- Goal of the exercise:
Go through the listing below and gather every line with the word "color".

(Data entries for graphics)
++++++++++++++++++++

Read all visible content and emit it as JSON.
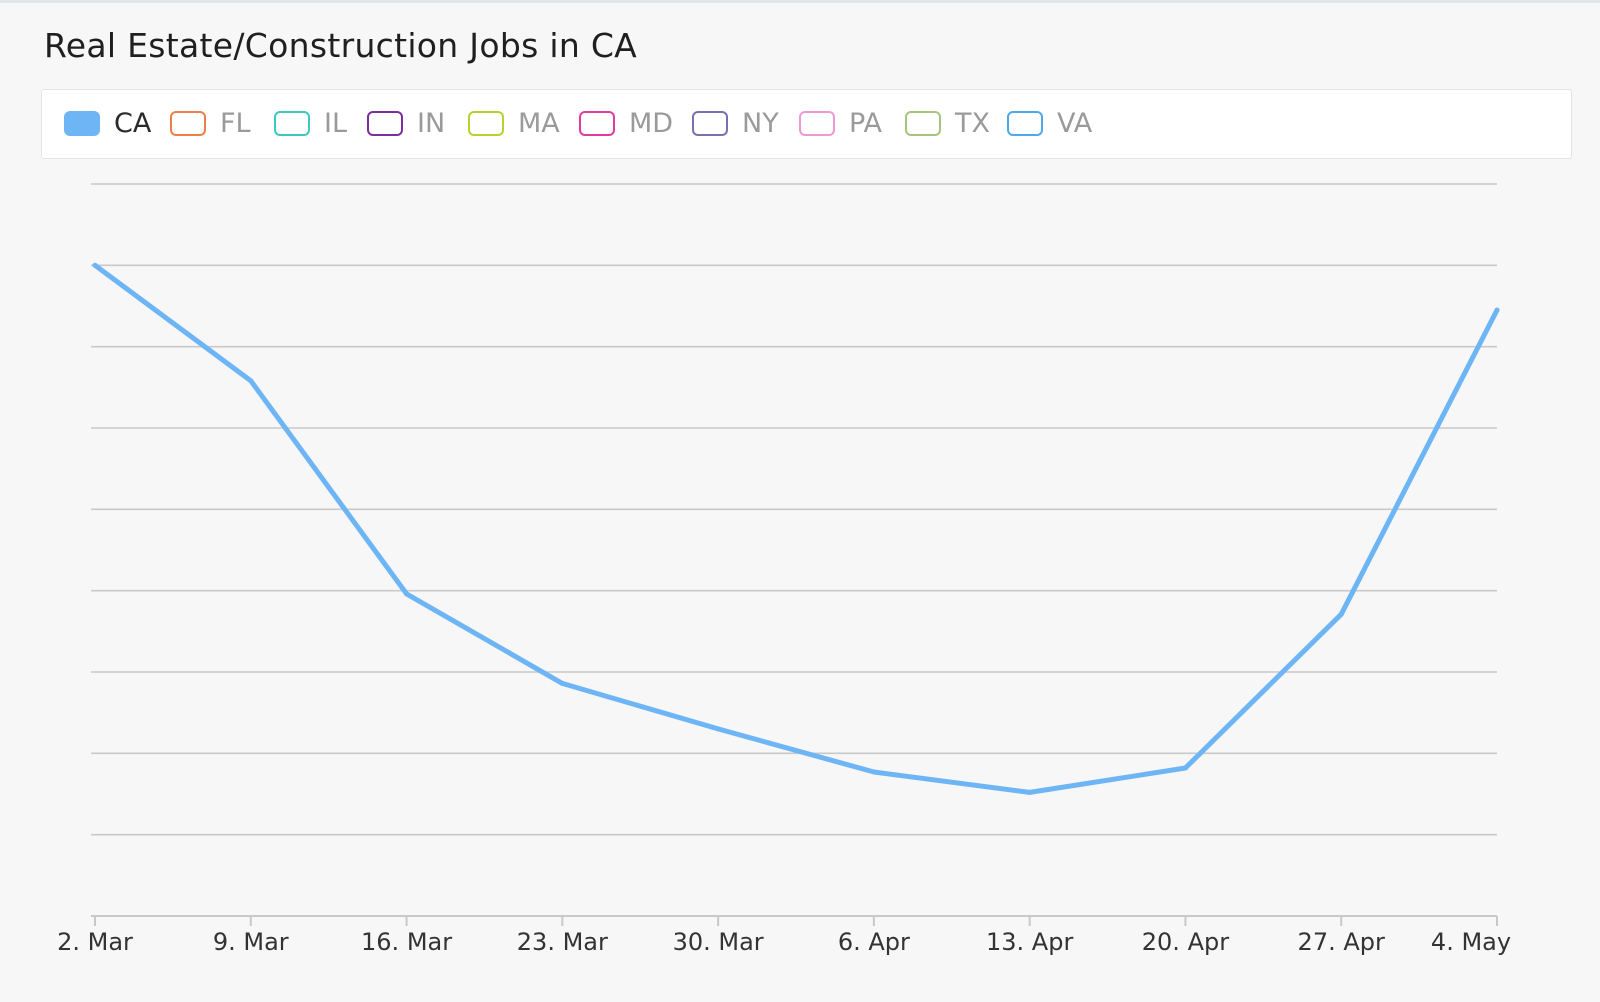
{
  "chart_data": {
    "type": "line",
    "title": "Real Estate/Construction Jobs in CA",
    "xlabel": "",
    "ylabel": "",
    "x": [
      "2. Mar",
      "9. Mar",
      "16. Mar",
      "23. Mar",
      "30. Mar",
      "6. Apr",
      "13. Apr",
      "20. Apr",
      "27. Apr",
      "4. May"
    ],
    "ylim": [
      0,
      9
    ],
    "ygrid_count": 9,
    "grid": true,
    "legend_position": "top",
    "series": [
      {
        "name": "CA",
        "color": "#6eb5f5",
        "visible": true,
        "values": [
          8.0,
          6.58,
          3.96,
          2.86,
          2.3,
          1.77,
          1.52,
          1.82,
          3.71,
          7.45
        ]
      }
    ],
    "legend": [
      {
        "name": "CA",
        "color": "#6eb5f5",
        "active": true
      },
      {
        "name": "FL",
        "color": "#f07e4a",
        "active": false
      },
      {
        "name": "IL",
        "color": "#3cc7c0",
        "active": false
      },
      {
        "name": "IN",
        "color": "#7a2ea0",
        "active": false
      },
      {
        "name": "MA",
        "color": "#b7d12f",
        "active": false
      },
      {
        "name": "MD",
        "color": "#e33aa0",
        "active": false
      },
      {
        "name": "NY",
        "color": "#7b6fb0",
        "active": false
      },
      {
        "name": "PA",
        "color": "#ef99d4",
        "active": false
      },
      {
        "name": "TX",
        "color": "#a7c47e",
        "active": false
      },
      {
        "name": "VA",
        "color": "#4ea8ea",
        "active": false
      }
    ]
  }
}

++++++++++++++++++++

- Result of the exercise:
        "color": "#6eb5f5",
        "color": "#6eb5f5",
        "color": "#f07e4a",
        "color": "#3cc7c0",
        "color": "#7a2ea0",
        "color": "#b7d12f",
        "color": "#e33aa0",
        "color": "#7b6fb0",
        "color": "#ef99d4",
        "color": "#a7c47e",
        "color": "#4ea8ea",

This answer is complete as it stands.